__Problem details__
Your task is to transcribe all of the data below exactly, omitting the images.

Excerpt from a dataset
** Begin **

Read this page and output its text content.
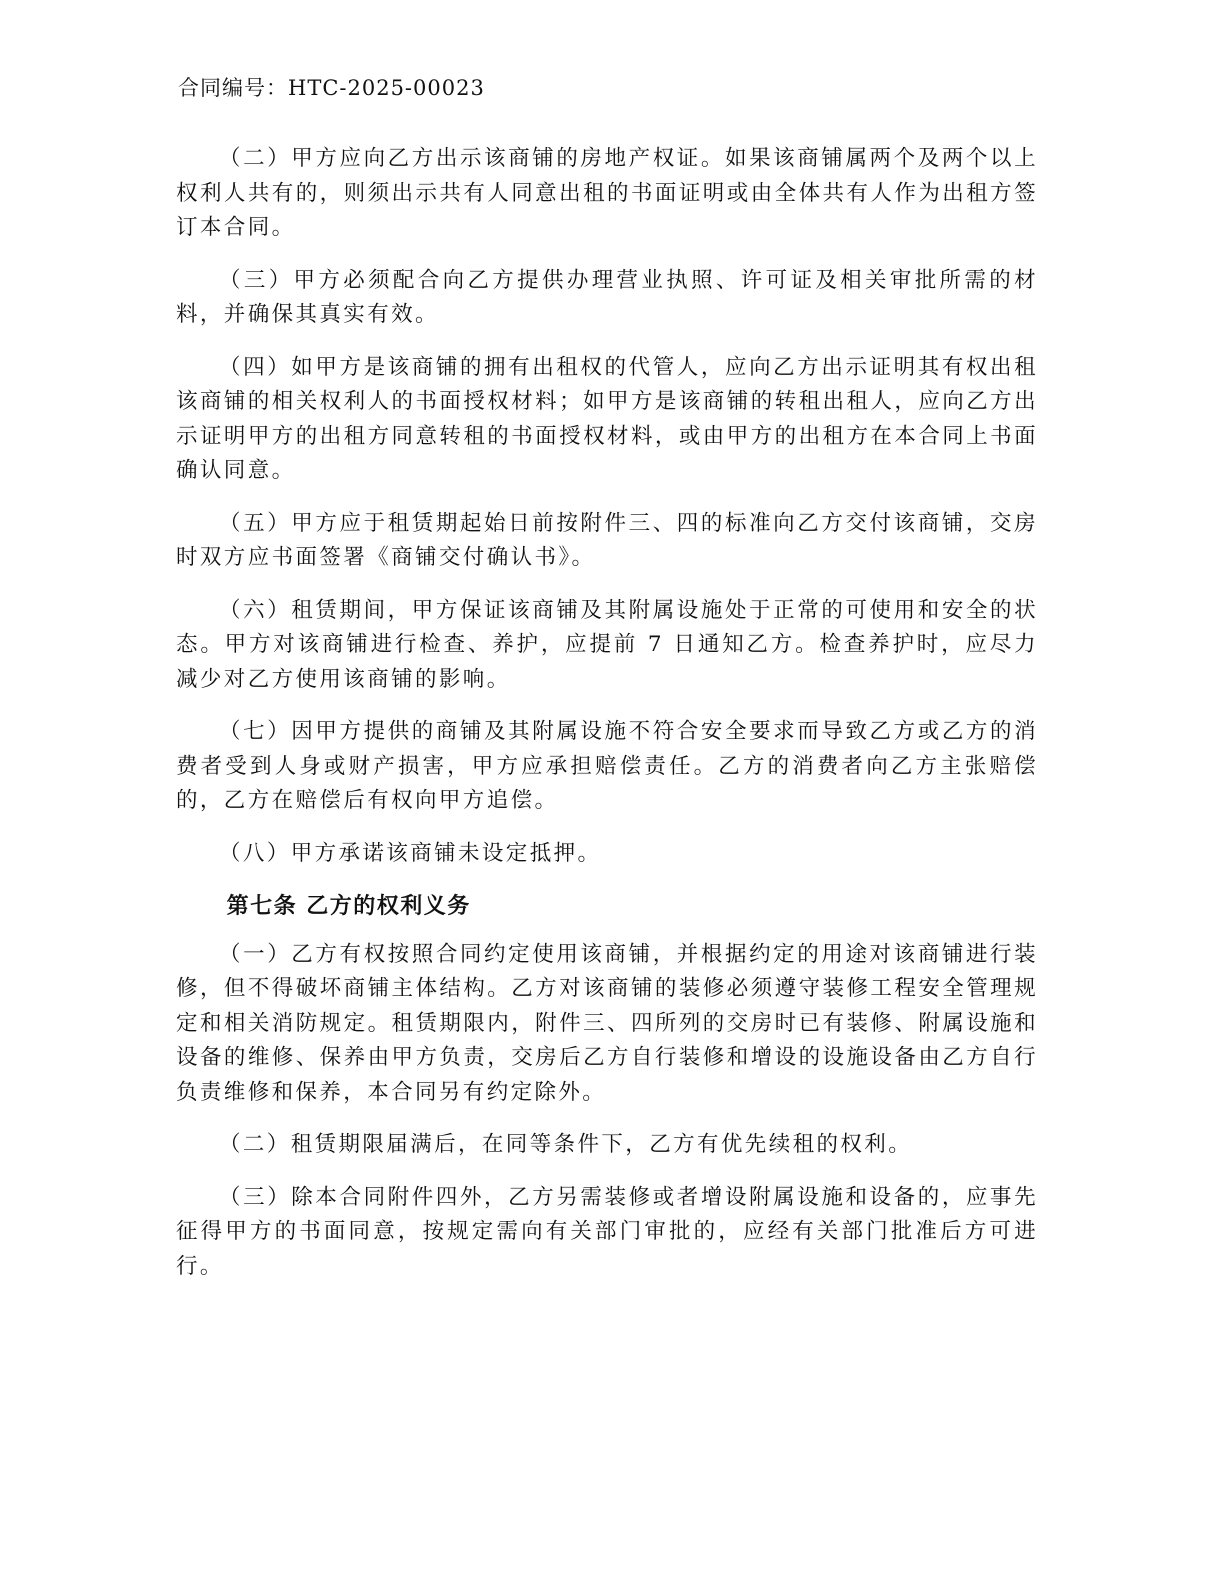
合同编号：HTC-2025-00023

（二）甲方应向乙方出示该商铺的房地产权证。如果该商铺属两个及两个以上权利人共有的，则须出示共有人同意出租的书面证明或由全体共有人作为出租方签订本合同。

（三）甲方必须配合向乙方提供办理营业执照、许可证及相关审批所需的材料，并确保其真实有效。

（四）如甲方是该商铺的拥有出租权的代管人，应向乙方出示证明其有权出租该商铺的相关权利人的书面授权材料；如甲方是该商铺的转租出租人，应向乙方出示证明甲方的出租方同意转租的书面授权材料，或由甲方的出租方在本合同上书面确认同意。

（五）甲方应于租赁期起始日前按附件三、四的标准向乙方交付该商铺，交房时双方应书面签署《商铺交付确认书》。

（六）租赁期间，甲方保证该商铺及其附属设施处于正常的可使用和安全的状态。甲方对该商铺进行检查、养护，应提前 7 日通知乙方。检查养护时，应尽力减少对乙方使用该商铺的影响。

（七）因甲方提供的商铺及其附属设施不符合安全要求而导致乙方或乙方的消费者受到人身或财产损害，甲方应承担赔偿责任。乙方的消费者向乙方主张赔偿的，乙方在赔偿后有权向甲方追偿。

（八）甲方承诺该商铺未设定抵押。

第七条 乙方的权利义务

（一）乙方有权按照合同约定使用该商铺，并根据约定的用途对该商铺进行装修，但不得破坏商铺主体结构。乙方对该商铺的装修必须遵守装修工程安全管理规定和相关消防规定。租赁期限内，附件三、四所列的交房时已有装修、附属设施和设备的维修、保养由甲方负责，交房后乙方自行装修和增设的设施设备由乙方自行负责维修和保养，本合同另有约定除外。

（二）租赁期限届满后，在同等条件下，乙方有优先续租的权利。

（三）除本合同附件四外，乙方另需装修或者增设附属设施和设备的，应事先征得甲方的书面同意，按规定需向有关部门审批的，应经有关部门批准后方可进行。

** End **

__Reply to the task__
Read this page and output its text content.
合同编号：HTC-2025-00023

（二）甲方应向乙方出示该商铺的房地产权证。如果该商铺属两个及两个以上权利人共有的，则须出示共有人同意出租的书面证明或由全体共有人作为出租方签订本合同。

（三）甲方必须配合向乙方提供办理营业执照、许可证及相关审批所需的材料，并确保其真实有效。

（四）如甲方是该商铺的拥有出租权的代管人，应向乙方出示证明其有权出租该商铺的相关权利人的书面授权材料；如甲方是该商铺的转租出租人，应向乙方出示证明甲方的出租方同意转租的书面授权材料，或由甲方的出租方在本合同上书面确认同意。

（五）甲方应于租赁期起始日前按附件三、四的标准向乙方交付该商铺，交房时双方应书面签署《商铺交付确认书》。

（六）租赁期间，甲方保证该商铺及其附属设施处于正常的可使用和安全的状态。甲方对该商铺进行检查、养护，应提前 7 日通知乙方。检查养护时，应尽力减少对乙方使用该商铺的影响。

（七）因甲方提供的商铺及其附属设施不符合安全要求而导致乙方或乙方的消费者受到人身或财产损害，甲方应承担赔偿责任。乙方的消费者向乙方主张赔偿的，乙方在赔偿后有权向甲方追偿。

（八）甲方承诺该商铺未设定抵押。

第七条 乙方的权利义务

（一）乙方有权按照合同约定使用该商铺，并根据约定的用途对该商铺进行装修，但不得破坏商铺主体结构。乙方对该商铺的装修必须遵守装修工程安全管理规定和相关消防规定。租赁期限内，附件三、四所列的交房时已有装修、附属设施和设备的维修、保养由甲方负责，交房后乙方自行装修和增设的设施设备由乙方自行负责维修和保养，本合同另有约定除外。

（二）租赁期限届满后，在同等条件下，乙方有优先续租的权利。

（三）除本合同附件四外，乙方另需装修或者增设附属设施和设备的，应事先征得甲方的书面同意，按规定需向有关部门审批的，应经有关部门批准后方可进行。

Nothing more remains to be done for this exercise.